■ **The exercise**
Reproduce all entries precisely, down to the last character.

Stored data
= = = =
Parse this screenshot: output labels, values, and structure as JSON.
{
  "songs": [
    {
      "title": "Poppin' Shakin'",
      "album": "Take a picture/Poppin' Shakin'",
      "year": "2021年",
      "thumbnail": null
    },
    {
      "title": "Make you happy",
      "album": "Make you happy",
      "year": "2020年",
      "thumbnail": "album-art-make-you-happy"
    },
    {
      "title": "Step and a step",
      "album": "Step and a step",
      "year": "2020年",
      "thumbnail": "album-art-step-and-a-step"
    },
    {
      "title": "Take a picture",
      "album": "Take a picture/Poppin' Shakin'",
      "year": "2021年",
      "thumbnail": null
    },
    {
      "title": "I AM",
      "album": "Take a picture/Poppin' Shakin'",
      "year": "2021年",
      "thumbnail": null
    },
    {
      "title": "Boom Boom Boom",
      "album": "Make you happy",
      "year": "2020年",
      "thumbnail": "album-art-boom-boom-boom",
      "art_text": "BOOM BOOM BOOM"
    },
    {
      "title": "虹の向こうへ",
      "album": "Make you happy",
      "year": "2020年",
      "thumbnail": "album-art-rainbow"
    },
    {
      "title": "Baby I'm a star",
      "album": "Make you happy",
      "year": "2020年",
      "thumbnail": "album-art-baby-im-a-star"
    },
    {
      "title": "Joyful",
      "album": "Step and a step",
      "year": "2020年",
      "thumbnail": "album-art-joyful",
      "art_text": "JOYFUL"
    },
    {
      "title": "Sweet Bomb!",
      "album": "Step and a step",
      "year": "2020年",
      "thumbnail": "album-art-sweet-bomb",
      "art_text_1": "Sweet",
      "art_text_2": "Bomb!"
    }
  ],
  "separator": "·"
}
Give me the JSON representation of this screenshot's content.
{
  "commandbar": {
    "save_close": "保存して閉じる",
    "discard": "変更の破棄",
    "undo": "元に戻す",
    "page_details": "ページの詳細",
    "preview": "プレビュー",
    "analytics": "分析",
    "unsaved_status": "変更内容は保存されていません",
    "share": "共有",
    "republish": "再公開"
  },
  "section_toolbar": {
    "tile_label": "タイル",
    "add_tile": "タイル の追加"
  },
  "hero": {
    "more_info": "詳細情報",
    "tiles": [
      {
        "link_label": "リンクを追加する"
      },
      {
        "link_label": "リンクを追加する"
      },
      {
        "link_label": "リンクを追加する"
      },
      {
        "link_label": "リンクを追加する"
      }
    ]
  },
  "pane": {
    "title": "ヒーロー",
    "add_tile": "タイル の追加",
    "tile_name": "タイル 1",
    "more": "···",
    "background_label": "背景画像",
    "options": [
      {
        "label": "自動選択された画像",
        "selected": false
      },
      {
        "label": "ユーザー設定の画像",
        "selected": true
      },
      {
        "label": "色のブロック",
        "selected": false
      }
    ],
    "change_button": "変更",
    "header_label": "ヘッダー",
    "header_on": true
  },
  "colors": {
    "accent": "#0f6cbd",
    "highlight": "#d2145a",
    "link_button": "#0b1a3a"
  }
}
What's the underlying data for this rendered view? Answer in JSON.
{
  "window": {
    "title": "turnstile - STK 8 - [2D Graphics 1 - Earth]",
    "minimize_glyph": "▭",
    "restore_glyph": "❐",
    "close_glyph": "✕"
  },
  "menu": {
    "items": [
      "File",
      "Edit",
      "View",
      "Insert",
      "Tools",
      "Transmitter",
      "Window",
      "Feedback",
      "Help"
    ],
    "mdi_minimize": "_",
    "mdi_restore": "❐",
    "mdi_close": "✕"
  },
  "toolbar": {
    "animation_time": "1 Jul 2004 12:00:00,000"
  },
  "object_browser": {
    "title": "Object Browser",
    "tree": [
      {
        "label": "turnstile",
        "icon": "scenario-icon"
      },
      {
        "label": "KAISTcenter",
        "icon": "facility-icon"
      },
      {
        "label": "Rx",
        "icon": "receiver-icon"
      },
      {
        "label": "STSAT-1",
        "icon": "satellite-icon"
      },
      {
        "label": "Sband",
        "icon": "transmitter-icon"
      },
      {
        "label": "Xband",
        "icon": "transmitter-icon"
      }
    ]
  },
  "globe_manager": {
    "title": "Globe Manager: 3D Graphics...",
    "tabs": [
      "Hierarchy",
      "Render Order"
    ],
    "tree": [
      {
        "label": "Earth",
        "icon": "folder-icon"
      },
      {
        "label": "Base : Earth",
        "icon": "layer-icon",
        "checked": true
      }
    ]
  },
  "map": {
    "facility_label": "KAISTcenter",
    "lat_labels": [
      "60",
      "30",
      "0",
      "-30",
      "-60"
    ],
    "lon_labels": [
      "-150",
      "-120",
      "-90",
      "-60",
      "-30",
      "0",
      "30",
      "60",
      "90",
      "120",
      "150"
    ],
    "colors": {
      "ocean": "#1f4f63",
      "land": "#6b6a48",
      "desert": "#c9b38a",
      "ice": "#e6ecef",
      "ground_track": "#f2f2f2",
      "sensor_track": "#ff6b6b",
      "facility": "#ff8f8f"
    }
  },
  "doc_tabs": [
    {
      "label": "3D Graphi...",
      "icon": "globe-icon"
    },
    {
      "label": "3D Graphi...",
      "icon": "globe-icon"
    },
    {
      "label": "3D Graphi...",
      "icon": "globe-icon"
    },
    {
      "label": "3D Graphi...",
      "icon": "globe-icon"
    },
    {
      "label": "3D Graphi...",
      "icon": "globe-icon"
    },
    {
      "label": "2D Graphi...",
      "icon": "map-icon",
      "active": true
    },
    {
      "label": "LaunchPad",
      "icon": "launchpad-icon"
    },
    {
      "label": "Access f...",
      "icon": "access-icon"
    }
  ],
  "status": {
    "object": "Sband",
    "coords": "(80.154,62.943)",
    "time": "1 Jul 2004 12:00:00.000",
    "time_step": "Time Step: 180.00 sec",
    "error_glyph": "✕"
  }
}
= = = =
■ **Correct response**
Parse this screenshot: output labels, values, and structure as JSON.
{
  "songs": [
    {
      "title": "Poppin' Shakin'",
      "album": "Take a picture/Poppin' Shakin'",
      "year": "2021年",
      "thumbnail": null
    },
    {
      "title": "Make you happy",
      "album": "Make you happy",
      "year": "2020年",
      "thumbnail": "album-art-make-you-happy"
    },
    {
      "title": "Step and a step",
      "album": "Step and a step",
      "year": "2020年",
      "thumbnail": "album-art-step-and-a-step"
    },
    {
      "title": "Take a picture",
      "album": "Take a picture/Poppin' Shakin'",
      "year": "2021年",
      "thumbnail": null
    },
    {
      "title": "I AM",
      "album": "Take a picture/Poppin' Shakin'",
      "year": "2021年",
      "thumbnail": null
    },
    {
      "title": "Boom Boom Boom",
      "album": "Make you happy",
      "year": "2020年",
      "thumbnail": "album-art-boom-boom-boom",
      "art_text": "BOOM BOOM BOOM"
    },
    {
      "title": "虹の向こうへ",
      "album": "Make you happy",
      "year": "2020年",
      "thumbnail": "album-art-rainbow"
    },
    {
      "title": "Baby I'm a star",
      "album": "Make you happy",
      "year": "2020年",
      "thumbnail": "album-art-baby-im-a-star"
    },
    {
      "title": "Joyful",
      "album": "Step and a step",
      "year": "2020年",
      "thumbnail": "album-art-joyful",
      "art_text": "JOYFUL"
    },
    {
      "title": "Sweet Bomb!",
      "album": "Step and a step",
      "year": "2020年",
      "thumbnail": "album-art-sweet-bomb",
      "art_text_1": "Sweet",
      "art_text_2": "Bomb!"
    }
  ],
  "separator": "·"
}
Give me the JSON representation of this screenshot's content.
{
  "commandbar": {
    "save_close": "保存して閉じる",
    "discard": "変更の破棄",
    "undo": "元に戻す",
    "page_details": "ページの詳細",
    "preview": "プレビュー",
    "analytics": "分析",
    "unsaved_status": "変更内容は保存されていません",
    "share": "共有",
    "republish": "再公開"
  },
  "section_toolbar": {
    "tile_label": "タイル",
    "add_tile": "タイル の追加"
  },
  "hero": {
    "more_info": "詳細情報",
    "tiles": [
      {
        "link_label": "リンクを追加する"
      },
      {
        "link_label": "リンクを追加する"
      },
      {
        "link_label": "リンクを追加する"
      },
      {
        "link_label": "リンクを追加する"
      }
    ]
  },
  "pane": {
    "title": "ヒーロー",
    "add_tile": "タイル の追加",
    "tile_name": "タイル 1",
    "more": "···",
    "background_label": "背景画像",
    "options": [
      {
        "label": "自動選択された画像",
        "selected": false
      },
      {
        "label": "ユーザー設定の画像",
        "selected": true
      },
      {
        "label": "色のブロック",
        "selected": false
      }
    ],
    "change_button": "変更",
    "header_label": "ヘッダー",
    "header_on": true
  },
  "colors": {
    "accent": "#0f6cbd",
    "highlight": "#d2145a",
    "link_button": "#0b1a3a"
  }
}
What's the underlying data for this rendered view? Answer in JSON.
{
  "window": {
    "title": "turnstile - STK 8 - [2D Graphics 1 - Earth]",
    "minimize_glyph": "▭",
    "restore_glyph": "❐",
    "close_glyph": "✕"
  },
  "menu": {
    "items": [
      "File",
      "Edit",
      "View",
      "Insert",
      "Tools",
      "Transmitter",
      "Window",
      "Feedback",
      "Help"
    ],
    "mdi_minimize": "_",
    "mdi_restore": "❐",
    "mdi_close": "✕"
  },
  "toolbar": {
    "animation_time": "1 Jul 2004 12:00:00,000"
  },
  "object_browser": {
    "title": "Object Browser",
    "tree": [
      {
        "label": "turnstile",
        "icon": "scenario-icon"
      },
      {
        "label": "KAISTcenter",
        "icon": "facility-icon"
      },
      {
        "label": "Rx",
        "icon": "receiver-icon"
      },
      {
        "label": "STSAT-1",
        "icon": "satellite-icon"
      },
      {
        "label": "Sband",
        "icon": "transmitter-icon"
      },
      {
        "label": "Xband",
        "icon": "transmitter-icon"
      }
    ]
  },
  "globe_manager": {
    "title": "Globe Manager: 3D Graphics...",
    "tabs": [
      "Hierarchy",
      "Render Order"
    ],
    "tree": [
      {
        "label": "Earth",
        "icon": "folder-icon"
      },
      {
        "label": "Base : Earth",
        "icon": "layer-icon",
        "checked": true
      }
    ]
  },
  "map": {
    "facility_label": "KAISTcenter",
    "lat_labels": [
      "60",
      "30",
      "0",
      "-30",
      "-60"
    ],
    "lon_labels": [
      "-150",
      "-120",
      "-90",
      "-60",
      "-30",
      "0",
      "30",
      "60",
      "90",
      "120",
      "150"
    ],
    "colors": {
      "ocean": "#1f4f63",
      "land": "#6b6a48",
      "desert": "#c9b38a",
      "ice": "#e6ecef",
      "ground_track": "#f2f2f2",
      "sensor_track": "#ff6b6b",
      "facility": "#ff8f8f"
    }
  },
  "doc_tabs": [
    {
      "label": "3D Graphi...",
      "icon": "globe-icon"
    },
    {
      "label": "3D Graphi...",
      "icon": "globe-icon"
    },
    {
      "label": "3D Graphi...",
      "icon": "globe-icon"
    },
    {
      "label": "3D Graphi...",
      "icon": "globe-icon"
    },
    {
      "label": "3D Graphi...",
      "icon": "globe-icon"
    },
    {
      "label": "2D Graphi...",
      "icon": "map-icon",
      "active": true
    },
    {
      "label": "LaunchPad",
      "icon": "launchpad-icon"
    },
    {
      "label": "Access f...",
      "icon": "access-icon"
    }
  ],
  "status": {
    "object": "Sband",
    "coords": "(80.154,62.943)",
    "time": "1 Jul 2004 12:00:00.000",
    "time_step": "Time Step: 180.00 sec",
    "error_glyph": "✕"
  }
}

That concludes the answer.